_Recorded data_
## begin

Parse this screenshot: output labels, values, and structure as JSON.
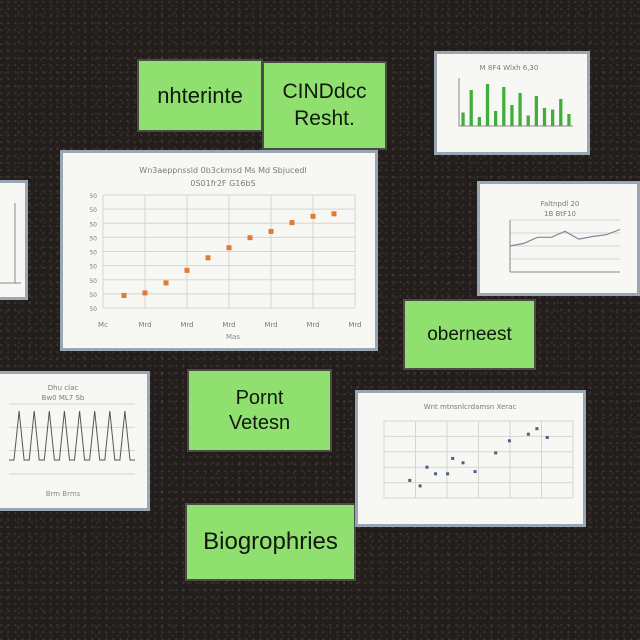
{
  "notes": {
    "top_left": "nhterinte",
    "top_right_line1": "CINDdcc",
    "top_right_line2": "Resht.",
    "right_mid": "oberneest",
    "center_line1": "Pornt",
    "center_line2": "Vetesn",
    "bottom": "Biogrophries"
  },
  "colors": {
    "note_bg": "#8fe06e",
    "board_bg": "#231e1b",
    "marker_orange": "#e07a35",
    "bar_green": "#3fae3a",
    "scatter_blue": "#4a5e8a"
  },
  "main_chart": {
    "title_line1": "Wn3aeppnssld 0b3ckmsd Ms Md Sbjucedl",
    "title_line2": "0S01fr2F G16bS",
    "y_ticks": [
      "50",
      "50",
      "50",
      "50",
      "50",
      "50",
      "50",
      "50",
      "50"
    ],
    "x_ticks": [
      "Mc",
      "Mrd",
      "Mrd",
      "Mrd",
      "Mrd",
      "Mrd",
      "Mrd"
    ],
    "x_label": "Mas"
  },
  "bar_chart": {
    "title": "M 8F4 Wlxh 6,30"
  },
  "line_chart": {
    "title_line1": "Faltnpdl 20",
    "title_line2": "1B BtF10"
  },
  "spike_chart": {
    "title_line1": "Dhu clac",
    "title_line2": "Bw0 ML7 Sb",
    "x_label": "Brm Brms"
  },
  "scatter_chart": {
    "title": "Wnt mtnsnlcrdamsn Xerac"
  },
  "chart_data": [
    {
      "type": "scatter",
      "x": [
        1,
        2,
        3,
        4,
        5,
        6,
        7,
        8,
        9,
        10,
        11
      ],
      "y": [
        1,
        1.2,
        2,
        3,
        4,
        4.8,
        5.6,
        6.1,
        6.8,
        7.3,
        7.5
      ],
      "xlim": [
        0,
        12
      ],
      "ylim": [
        0,
        9
      ]
    },
    {
      "type": "bar",
      "values": [
        9,
        24,
        6,
        28,
        10,
        26,
        14,
        22,
        7,
        20,
        12,
        11,
        18,
        8
      ],
      "ylim": [
        0,
        32
      ]
    },
    {
      "type": "line",
      "x": [
        0,
        1,
        2,
        3,
        4,
        5,
        6,
        7,
        8
      ],
      "y": [
        3.0,
        3.3,
        4.0,
        4.0,
        4.7,
        3.8,
        4.1,
        4.3,
        4.9
      ],
      "ylim": [
        0,
        6
      ]
    },
    {
      "type": "line",
      "values": [
        2,
        2,
        9,
        2,
        2,
        9,
        2,
        2,
        9,
        2,
        2,
        9,
        2,
        2,
        9,
        2,
        2,
        9,
        2,
        2,
        9,
        2,
        2,
        9,
        2,
        2
      ],
      "ylim": [
        0,
        10
      ]
    },
    {
      "type": "scatter",
      "x": [
        1.5,
        2.5,
        3,
        4,
        4.6,
        5.3,
        6.5,
        7.3,
        8.4,
        9.5,
        2.1,
        3.7,
        8.9
      ],
      "y": [
        1.6,
        2.8,
        2.2,
        3.6,
        3.2,
        2.4,
        4.1,
        5.2,
        5.8,
        5.5,
        1.1,
        2.2,
        6.3
      ],
      "xlim": [
        0,
        11
      ],
      "ylim": [
        0,
        7
      ]
    }
  ]
}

## end

_Short task_
Print each of the records above exactly as written, leaving no picture in the copy.

_Final result_
Parse this screenshot: output labels, values, and structure as JSON.
{
  "notes": {
    "top_left": "nhterinte",
    "top_right_line1": "CINDdcc",
    "top_right_line2": "Resht.",
    "right_mid": "oberneest",
    "center_line1": "Pornt",
    "center_line2": "Vetesn",
    "bottom": "Biogrophries"
  },
  "colors": {
    "note_bg": "#8fe06e",
    "board_bg": "#231e1b",
    "marker_orange": "#e07a35",
    "bar_green": "#3fae3a",
    "scatter_blue": "#4a5e8a"
  },
  "main_chart": {
    "title_line1": "Wn3aeppnssld 0b3ckmsd Ms Md Sbjucedl",
    "title_line2": "0S01fr2F G16bS",
    "y_ticks": [
      "50",
      "50",
      "50",
      "50",
      "50",
      "50",
      "50",
      "50",
      "50"
    ],
    "x_ticks": [
      "Mc",
      "Mrd",
      "Mrd",
      "Mrd",
      "Mrd",
      "Mrd",
      "Mrd"
    ],
    "x_label": "Mas"
  },
  "bar_chart": {
    "title": "M 8F4 Wlxh 6,30"
  },
  "line_chart": {
    "title_line1": "Faltnpdl 20",
    "title_line2": "1B BtF10"
  },
  "spike_chart": {
    "title_line1": "Dhu clac",
    "title_line2": "Bw0 ML7 Sb",
    "x_label": "Brm Brms"
  },
  "scatter_chart": {
    "title": "Wnt mtnsnlcrdamsn Xerac"
  },
  "chart_data": [
    {
      "type": "scatter",
      "x": [
        1,
        2,
        3,
        4,
        5,
        6,
        7,
        8,
        9,
        10,
        11
      ],
      "y": [
        1,
        1.2,
        2,
        3,
        4,
        4.8,
        5.6,
        6.1,
        6.8,
        7.3,
        7.5
      ],
      "xlim": [
        0,
        12
      ],
      "ylim": [
        0,
        9
      ]
    },
    {
      "type": "bar",
      "values": [
        9,
        24,
        6,
        28,
        10,
        26,
        14,
        22,
        7,
        20,
        12,
        11,
        18,
        8
      ],
      "ylim": [
        0,
        32
      ]
    },
    {
      "type": "line",
      "x": [
        0,
        1,
        2,
        3,
        4,
        5,
        6,
        7,
        8
      ],
      "y": [
        3.0,
        3.3,
        4.0,
        4.0,
        4.7,
        3.8,
        4.1,
        4.3,
        4.9
      ],
      "ylim": [
        0,
        6
      ]
    },
    {
      "type": "line",
      "values": [
        2,
        2,
        9,
        2,
        2,
        9,
        2,
        2,
        9,
        2,
        2,
        9,
        2,
        2,
        9,
        2,
        2,
        9,
        2,
        2,
        9,
        2,
        2,
        9,
        2,
        2
      ],
      "ylim": [
        0,
        10
      ]
    },
    {
      "type": "scatter",
      "x": [
        1.5,
        2.5,
        3,
        4,
        4.6,
        5.3,
        6.5,
        7.3,
        8.4,
        9.5,
        2.1,
        3.7,
        8.9
      ],
      "y": [
        1.6,
        2.8,
        2.2,
        3.6,
        3.2,
        2.4,
        4.1,
        5.2,
        5.8,
        5.5,
        1.1,
        2.2,
        6.3
      ],
      "xlim": [
        0,
        11
      ],
      "ylim": [
        0,
        7
      ]
    }
  ]
}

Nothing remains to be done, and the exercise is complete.